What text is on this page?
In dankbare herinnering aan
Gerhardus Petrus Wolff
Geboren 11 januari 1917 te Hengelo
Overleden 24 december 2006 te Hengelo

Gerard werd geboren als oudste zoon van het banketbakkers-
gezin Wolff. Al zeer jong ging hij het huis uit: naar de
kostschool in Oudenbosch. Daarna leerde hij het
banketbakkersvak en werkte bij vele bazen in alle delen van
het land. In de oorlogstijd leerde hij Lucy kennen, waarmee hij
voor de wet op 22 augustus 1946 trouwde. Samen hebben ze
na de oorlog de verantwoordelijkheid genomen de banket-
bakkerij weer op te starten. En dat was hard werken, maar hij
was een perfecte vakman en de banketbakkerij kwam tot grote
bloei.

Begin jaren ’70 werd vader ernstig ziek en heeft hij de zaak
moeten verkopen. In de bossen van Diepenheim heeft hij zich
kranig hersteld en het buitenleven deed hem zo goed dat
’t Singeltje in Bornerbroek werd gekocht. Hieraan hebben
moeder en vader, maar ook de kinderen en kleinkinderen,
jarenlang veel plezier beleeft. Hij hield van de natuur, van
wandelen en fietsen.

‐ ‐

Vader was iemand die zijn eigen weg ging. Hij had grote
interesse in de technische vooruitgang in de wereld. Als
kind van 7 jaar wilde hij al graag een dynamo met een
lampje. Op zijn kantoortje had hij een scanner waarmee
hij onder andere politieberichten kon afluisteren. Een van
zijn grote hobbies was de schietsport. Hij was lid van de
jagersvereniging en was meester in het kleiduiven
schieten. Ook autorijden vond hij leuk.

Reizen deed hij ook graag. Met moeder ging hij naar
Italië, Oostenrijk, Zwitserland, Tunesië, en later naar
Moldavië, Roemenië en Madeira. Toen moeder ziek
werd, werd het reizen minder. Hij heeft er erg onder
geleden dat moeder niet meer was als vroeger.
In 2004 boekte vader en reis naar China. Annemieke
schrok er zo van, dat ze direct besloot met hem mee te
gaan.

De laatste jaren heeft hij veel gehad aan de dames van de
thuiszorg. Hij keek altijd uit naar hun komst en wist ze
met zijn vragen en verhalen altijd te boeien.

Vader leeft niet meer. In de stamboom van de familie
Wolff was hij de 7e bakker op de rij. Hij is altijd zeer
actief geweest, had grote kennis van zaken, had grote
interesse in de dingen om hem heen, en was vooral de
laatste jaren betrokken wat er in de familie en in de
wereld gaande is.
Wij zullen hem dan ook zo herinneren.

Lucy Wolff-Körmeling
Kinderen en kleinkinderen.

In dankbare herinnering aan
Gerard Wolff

☆ ☆ ☆ ☆

Assignment:
How many lines of these entries contain "Lucy"? Answer with the number and nothing else.

Response:
2